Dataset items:
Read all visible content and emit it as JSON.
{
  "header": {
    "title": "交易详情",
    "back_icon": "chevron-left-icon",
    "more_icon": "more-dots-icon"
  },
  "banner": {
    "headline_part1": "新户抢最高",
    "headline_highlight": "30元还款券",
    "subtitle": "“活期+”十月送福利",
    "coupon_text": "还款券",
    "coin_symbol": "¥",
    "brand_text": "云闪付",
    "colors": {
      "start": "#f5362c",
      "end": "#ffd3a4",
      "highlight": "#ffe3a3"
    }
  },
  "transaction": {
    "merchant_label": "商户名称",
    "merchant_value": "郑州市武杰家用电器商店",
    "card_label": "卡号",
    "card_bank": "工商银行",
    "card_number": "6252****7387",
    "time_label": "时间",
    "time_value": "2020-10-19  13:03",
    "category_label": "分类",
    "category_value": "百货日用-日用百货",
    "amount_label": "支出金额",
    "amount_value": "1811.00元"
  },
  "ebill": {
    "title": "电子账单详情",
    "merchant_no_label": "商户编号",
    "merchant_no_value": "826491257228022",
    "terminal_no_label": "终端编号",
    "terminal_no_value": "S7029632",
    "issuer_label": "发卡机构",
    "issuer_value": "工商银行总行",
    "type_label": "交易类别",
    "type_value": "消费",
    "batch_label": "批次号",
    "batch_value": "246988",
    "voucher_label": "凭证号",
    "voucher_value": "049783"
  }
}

=== INSTRUCTIONS FOR THE TASK ===
Pull every line containing "icon" from the material above.

=== COMPLETE OUTPUT ===
    "back_icon": "chevron-left-icon",
    "more_icon": "more-dots-icon"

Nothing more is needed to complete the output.